> [DATA PROVIDED]:
========================

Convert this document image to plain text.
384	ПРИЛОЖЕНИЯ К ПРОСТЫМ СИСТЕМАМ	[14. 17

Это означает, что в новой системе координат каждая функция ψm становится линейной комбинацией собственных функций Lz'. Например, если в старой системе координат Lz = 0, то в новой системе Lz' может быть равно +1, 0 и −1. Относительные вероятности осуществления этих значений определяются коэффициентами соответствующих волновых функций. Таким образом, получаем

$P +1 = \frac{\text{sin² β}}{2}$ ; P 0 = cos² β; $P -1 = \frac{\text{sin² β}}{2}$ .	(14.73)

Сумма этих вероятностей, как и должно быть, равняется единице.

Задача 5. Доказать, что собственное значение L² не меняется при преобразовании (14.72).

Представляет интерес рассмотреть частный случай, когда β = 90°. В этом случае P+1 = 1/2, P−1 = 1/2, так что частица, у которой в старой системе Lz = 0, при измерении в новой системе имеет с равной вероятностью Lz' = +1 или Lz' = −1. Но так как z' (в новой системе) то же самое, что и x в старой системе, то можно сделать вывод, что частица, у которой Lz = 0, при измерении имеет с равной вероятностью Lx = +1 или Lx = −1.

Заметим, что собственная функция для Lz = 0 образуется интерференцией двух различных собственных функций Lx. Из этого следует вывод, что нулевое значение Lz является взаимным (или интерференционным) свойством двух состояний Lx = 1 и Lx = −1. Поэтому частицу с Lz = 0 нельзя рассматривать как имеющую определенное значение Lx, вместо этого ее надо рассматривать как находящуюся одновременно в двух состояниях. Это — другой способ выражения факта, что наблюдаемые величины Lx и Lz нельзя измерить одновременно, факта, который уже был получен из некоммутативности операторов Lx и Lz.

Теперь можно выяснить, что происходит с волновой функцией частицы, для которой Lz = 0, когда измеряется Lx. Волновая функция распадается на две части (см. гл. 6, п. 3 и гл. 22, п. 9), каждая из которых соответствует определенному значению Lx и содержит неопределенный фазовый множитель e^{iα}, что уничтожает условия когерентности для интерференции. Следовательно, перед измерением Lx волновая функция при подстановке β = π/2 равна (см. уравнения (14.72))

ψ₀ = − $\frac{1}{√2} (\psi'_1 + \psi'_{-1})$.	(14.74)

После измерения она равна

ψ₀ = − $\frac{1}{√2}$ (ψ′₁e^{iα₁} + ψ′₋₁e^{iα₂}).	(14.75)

========================

> [TASK STATEMENT]:
Print the listing above in full, exactly as it is.

> [TASK OUTPUT]:
Convert this document image to plain text.
384	ПРИЛОЖЕНИЯ К ПРОСТЫМ СИСТЕМАМ	[14. 17

Это означает, что в новой системе координат каждая функция ψm становится линейной комбинацией собственных функций Lz'. Например, если в старой системе координат Lz = 0, то в новой системе Lz' может быть равно +1, 0 и −1. Относительные вероятности осуществления этих значений определяются коэффициентами соответствующих волновых функций. Таким образом, получаем

$P +1 = \frac{\text{sin² β}}{2}$ ; P 0 = cos² β; $P -1 = \frac{\text{sin² β}}{2}$ .	(14.73)

Сумма этих вероятностей, как и должно быть, равняется единице.

Задача 5. Доказать, что собственное значение L² не меняется при преобразовании (14.72).

Представляет интерес рассмотреть частный случай, когда β = 90°. В этом случае P+1 = 1/2, P−1 = 1/2, так что частица, у которой в старой системе Lz = 0, при измерении в новой системе имеет с равной вероятностью Lz' = +1 или Lz' = −1. Но так как z' (в новой системе) то же самое, что и x в старой системе, то можно сделать вывод, что частица, у которой Lz = 0, при измерении имеет с равной вероятностью Lx = +1 или Lx = −1.

Заметим, что собственная функция для Lz = 0 образуется интерференцией двух различных собственных функций Lx. Из этого следует вывод, что нулевое значение Lz является взаимным (или интерференционным) свойством двух состояний Lx = 1 и Lx = −1. Поэтому частицу с Lz = 0 нельзя рассматривать как имеющую определенное значение Lx, вместо этого ее надо рассматривать как находящуюся одновременно в двух состояниях. Это — другой способ выражения факта, что наблюдаемые величины Lx и Lz нельзя измерить одновременно, факта, который уже был получен из некоммутативности операторов Lx и Lz.

Теперь можно выяснить, что происходит с волновой функцией частицы, для которой Lz = 0, когда измеряется Lx. Волновая функция распадается на две части (см. гл. 6, п. 3 и гл. 22, п. 9), каждая из которых соответствует определенному значению Lx и содержит неопределенный фазовый множитель e^{iα}, что уничтожает условия когерентности для интерференции. Следовательно, перед измерением Lx волновая функция при подстановке β = π/2 равна (см. уравнения (14.72))

ψ₀ = − $\frac{1}{√2} (\psi'_1 + \psi'_{-1})$.	(14.74)

После измерения она равна

ψ₀ = − $\frac{1}{√2}$ (ψ′₁e^{iα₁} + ψ′₋₁e^{iα₂}).	(14.75)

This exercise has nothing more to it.